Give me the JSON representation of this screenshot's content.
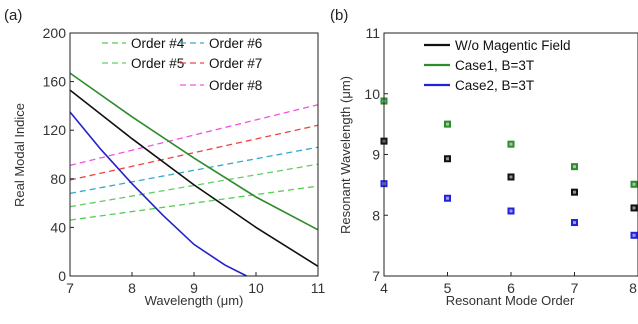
{
  "chart_data": [
    {
      "panel_label": "(a)",
      "type": "line",
      "xlabel": "Wavelength (μm)",
      "ylabel": "Real Modal Indice",
      "xlim": [
        7,
        11
      ],
      "ylim": [
        0,
        200
      ],
      "xticks": [
        "7",
        "8",
        "9",
        "10",
        "11"
      ],
      "yticks": [
        "0",
        "40",
        "80",
        "120",
        "160",
        "200"
      ],
      "grid": false,
      "legend": {
        "placement": "top-right",
        "columns": 2,
        "entries": [
          "Order #4",
          "Order #6",
          "Order #5",
          "Order #7",
          "Order #8"
        ]
      },
      "series": [
        {
          "name": "Order #4",
          "color": "#55cc55",
          "dash": "dashed",
          "x": [
            7,
            11
          ],
          "y": [
            46,
            74
          ]
        },
        {
          "name": "Order #5",
          "color": "#66cc66",
          "dash": "dashed",
          "x": [
            7,
            11
          ],
          "y": [
            57,
            92
          ]
        },
        {
          "name": "Order #6",
          "color": "#33aacc",
          "dash": "dashed",
          "x": [
            7,
            11
          ],
          "y": [
            68,
            106
          ]
        },
        {
          "name": "Order #7",
          "color": "#ee4444",
          "dash": "dashed",
          "x": [
            7,
            11
          ],
          "y": [
            79,
            124
          ]
        },
        {
          "name": "Order #8",
          "color": "#ee55dd",
          "dash": "dashed",
          "x": [
            7,
            11
          ],
          "y": [
            91,
            141
          ]
        },
        {
          "color": "#2e8b2e",
          "dash": "solid",
          "x": [
            7,
            8,
            9,
            10,
            11
          ],
          "y": [
            167,
            131,
            97,
            65,
            38
          ]
        },
        {
          "color": "#111111",
          "dash": "solid",
          "x": [
            7,
            8,
            9,
            10,
            11
          ],
          "y": [
            153,
            113,
            75,
            40,
            8
          ]
        },
        {
          "color": "#2222cc",
          "dash": "solid",
          "x": [
            7,
            7.5,
            8,
            8.5,
            9,
            9.5,
            9.85
          ],
          "y": [
            135,
            104,
            76,
            50,
            26,
            9,
            0
          ]
        }
      ]
    },
    {
      "panel_label": "(b)",
      "type": "scatter",
      "xlabel": "Resonant Mode Order",
      "ylabel": "Resonant Wavelength (μm)",
      "xlim": [
        4,
        8
      ],
      "ylim": [
        7,
        11
      ],
      "xticks": [
        "4",
        "5",
        "6",
        "7",
        "8"
      ],
      "yticks": [
        "7",
        "8",
        "9",
        "10",
        "11"
      ],
      "grid": false,
      "legend": {
        "placement": "top-right"
      },
      "series": [
        {
          "name": "W/o Magentic Field",
          "color": "#111111",
          "x": [
            4,
            5,
            6,
            7,
            8
          ],
          "y": [
            9.22,
            8.93,
            8.63,
            8.38,
            8.12
          ]
        },
        {
          "name": "Case1, B=3T",
          "color": "#2e8b2e",
          "x": [
            4,
            5,
            6,
            7,
            8
          ],
          "y": [
            9.88,
            9.5,
            9.17,
            8.8,
            8.51
          ]
        },
        {
          "name": "Case2, B=3T",
          "color": "#2222dd",
          "x": [
            4,
            5,
            6,
            7,
            8
          ],
          "y": [
            8.52,
            8.28,
            8.07,
            7.88,
            7.67
          ]
        }
      ]
    }
  ]
}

------------------------

## Goal of the exercise
How many of the listing's lines contain "color"? Respond with a single number and nothing else.

## Exercise response
11